→ **DIRECTIVE**: Pictures within the data are to be left out; everything else must be reproduced exactly.

[Figure content listings]
+===+

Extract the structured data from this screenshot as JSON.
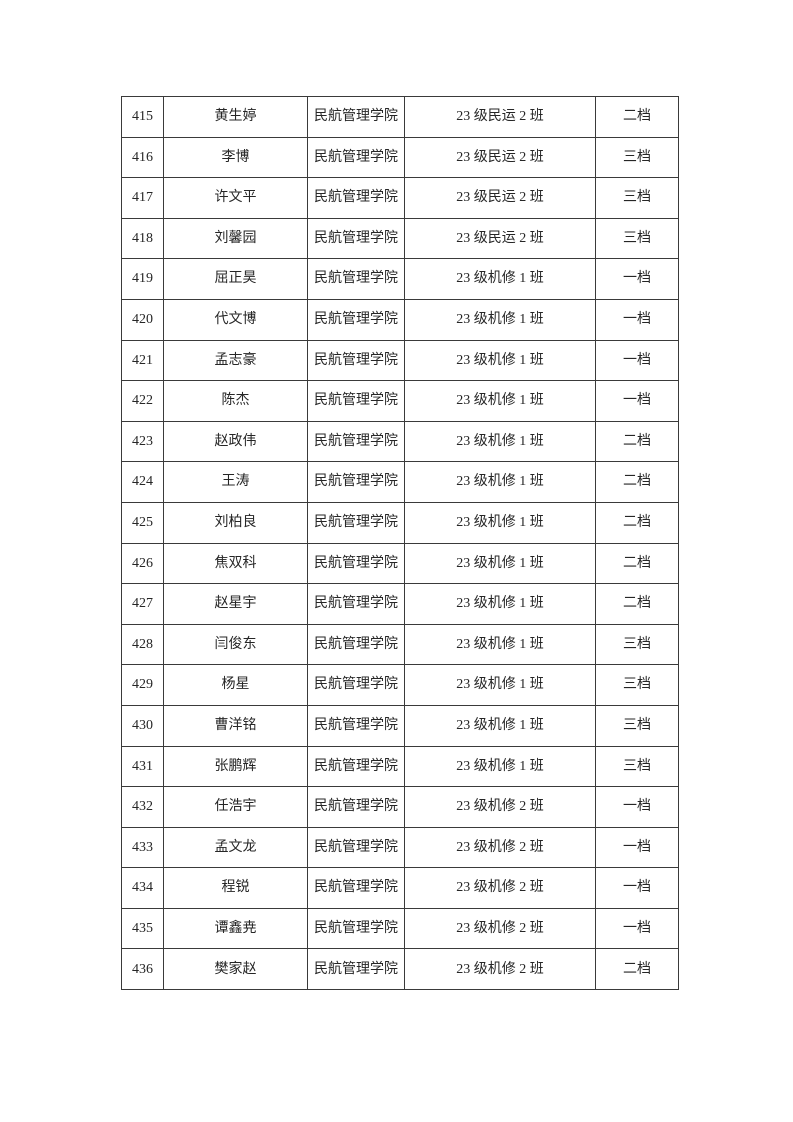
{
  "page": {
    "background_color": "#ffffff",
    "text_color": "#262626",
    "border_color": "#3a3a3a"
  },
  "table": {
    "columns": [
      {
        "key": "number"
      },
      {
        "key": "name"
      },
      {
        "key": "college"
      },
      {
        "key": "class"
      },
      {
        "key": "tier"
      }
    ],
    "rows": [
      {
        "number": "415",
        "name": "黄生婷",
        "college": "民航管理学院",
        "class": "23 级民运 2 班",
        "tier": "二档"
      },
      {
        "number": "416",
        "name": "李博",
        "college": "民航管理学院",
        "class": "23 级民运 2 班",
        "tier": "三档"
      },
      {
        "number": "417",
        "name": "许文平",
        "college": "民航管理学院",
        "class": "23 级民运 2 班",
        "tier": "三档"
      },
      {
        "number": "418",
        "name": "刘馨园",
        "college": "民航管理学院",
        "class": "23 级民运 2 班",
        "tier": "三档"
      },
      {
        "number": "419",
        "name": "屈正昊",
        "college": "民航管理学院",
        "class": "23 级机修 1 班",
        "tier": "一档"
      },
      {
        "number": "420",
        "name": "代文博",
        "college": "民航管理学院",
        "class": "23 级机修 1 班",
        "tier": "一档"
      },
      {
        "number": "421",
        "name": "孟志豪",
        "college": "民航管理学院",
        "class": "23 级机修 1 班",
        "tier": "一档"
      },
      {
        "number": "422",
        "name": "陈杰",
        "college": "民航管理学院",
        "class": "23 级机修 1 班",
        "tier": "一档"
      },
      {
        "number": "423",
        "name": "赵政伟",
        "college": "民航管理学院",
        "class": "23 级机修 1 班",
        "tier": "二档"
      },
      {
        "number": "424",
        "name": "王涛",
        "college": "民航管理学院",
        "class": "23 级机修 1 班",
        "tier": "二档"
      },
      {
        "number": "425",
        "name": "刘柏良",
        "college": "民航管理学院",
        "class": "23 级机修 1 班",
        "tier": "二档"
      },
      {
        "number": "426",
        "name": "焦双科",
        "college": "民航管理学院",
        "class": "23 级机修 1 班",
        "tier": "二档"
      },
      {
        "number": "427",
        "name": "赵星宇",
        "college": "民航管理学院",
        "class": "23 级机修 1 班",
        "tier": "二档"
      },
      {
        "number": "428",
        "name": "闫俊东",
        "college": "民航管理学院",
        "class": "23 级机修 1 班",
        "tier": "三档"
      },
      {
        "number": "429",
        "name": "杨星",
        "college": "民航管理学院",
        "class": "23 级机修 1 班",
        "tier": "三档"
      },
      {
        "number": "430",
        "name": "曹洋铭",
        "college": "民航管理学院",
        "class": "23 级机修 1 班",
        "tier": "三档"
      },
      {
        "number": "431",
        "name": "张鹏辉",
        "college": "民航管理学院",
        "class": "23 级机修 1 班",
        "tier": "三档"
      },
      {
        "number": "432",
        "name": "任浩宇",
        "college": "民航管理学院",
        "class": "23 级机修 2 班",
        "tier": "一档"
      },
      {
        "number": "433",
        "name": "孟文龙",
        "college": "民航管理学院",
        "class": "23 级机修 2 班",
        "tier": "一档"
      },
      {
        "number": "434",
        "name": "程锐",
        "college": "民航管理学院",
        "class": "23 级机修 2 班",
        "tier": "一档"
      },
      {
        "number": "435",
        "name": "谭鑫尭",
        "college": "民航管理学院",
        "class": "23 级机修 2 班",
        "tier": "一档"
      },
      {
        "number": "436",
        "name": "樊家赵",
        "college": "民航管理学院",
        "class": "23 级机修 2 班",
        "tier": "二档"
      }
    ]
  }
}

+===+

→ **SOLUTION FOR THIS PROBLEM**:
Extract the structured data from this screenshot as JSON.
{
  "page": {
    "background_color": "#ffffff",
    "text_color": "#262626",
    "border_color": "#3a3a3a"
  },
  "table": {
    "columns": [
      {
        "key": "number"
      },
      {
        "key": "name"
      },
      {
        "key": "college"
      },
      {
        "key": "class"
      },
      {
        "key": "tier"
      }
    ],
    "rows": [
      {
        "number": "415",
        "name": "黄生婷",
        "college": "民航管理学院",
        "class": "23 级民运 2 班",
        "tier": "二档"
      },
      {
        "number": "416",
        "name": "李博",
        "college": "民航管理学院",
        "class": "23 级民运 2 班",
        "tier": "三档"
      },
      {
        "number": "417",
        "name": "许文平",
        "college": "民航管理学院",
        "class": "23 级民运 2 班",
        "tier": "三档"
      },
      {
        "number": "418",
        "name": "刘馨园",
        "college": "民航管理学院",
        "class": "23 级民运 2 班",
        "tier": "三档"
      },
      {
        "number": "419",
        "name": "屈正昊",
        "college": "民航管理学院",
        "class": "23 级机修 1 班",
        "tier": "一档"
      },
      {
        "number": "420",
        "name": "代文博",
        "college": "民航管理学院",
        "class": "23 级机修 1 班",
        "tier": "一档"
      },
      {
        "number": "421",
        "name": "孟志豪",
        "college": "民航管理学院",
        "class": "23 级机修 1 班",
        "tier": "一档"
      },
      {
        "number": "422",
        "name": "陈杰",
        "college": "民航管理学院",
        "class": "23 级机修 1 班",
        "tier": "一档"
      },
      {
        "number": "423",
        "name": "赵政伟",
        "college": "民航管理学院",
        "class": "23 级机修 1 班",
        "tier": "二档"
      },
      {
        "number": "424",
        "name": "王涛",
        "college": "民航管理学院",
        "class": "23 级机修 1 班",
        "tier": "二档"
      },
      {
        "number": "425",
        "name": "刘柏良",
        "college": "民航管理学院",
        "class": "23 级机修 1 班",
        "tier": "二档"
      },
      {
        "number": "426",
        "name": "焦双科",
        "college": "民航管理学院",
        "class": "23 级机修 1 班",
        "tier": "二档"
      },
      {
        "number": "427",
        "name": "赵星宇",
        "college": "民航管理学院",
        "class": "23 级机修 1 班",
        "tier": "二档"
      },
      {
        "number": "428",
        "name": "闫俊东",
        "college": "民航管理学院",
        "class": "23 级机修 1 班",
        "tier": "三档"
      },
      {
        "number": "429",
        "name": "杨星",
        "college": "民航管理学院",
        "class": "23 级机修 1 班",
        "tier": "三档"
      },
      {
        "number": "430",
        "name": "曹洋铭",
        "college": "民航管理学院",
        "class": "23 级机修 1 班",
        "tier": "三档"
      },
      {
        "number": "431",
        "name": "张鹏辉",
        "college": "民航管理学院",
        "class": "23 级机修 1 班",
        "tier": "三档"
      },
      {
        "number": "432",
        "name": "任浩宇",
        "college": "民航管理学院",
        "class": "23 级机修 2 班",
        "tier": "一档"
      },
      {
        "number": "433",
        "name": "孟文龙",
        "college": "民航管理学院",
        "class": "23 级机修 2 班",
        "tier": "一档"
      },
      {
        "number": "434",
        "name": "程锐",
        "college": "民航管理学院",
        "class": "23 级机修 2 班",
        "tier": "一档"
      },
      {
        "number": "435",
        "name": "谭鑫尭",
        "college": "民航管理学院",
        "class": "23 级机修 2 班",
        "tier": "一档"
      },
      {
        "number": "436",
        "name": "樊家赵",
        "college": "民航管理学院",
        "class": "23 级机修 2 班",
        "tier": "二档"
      }
    ]
  }
}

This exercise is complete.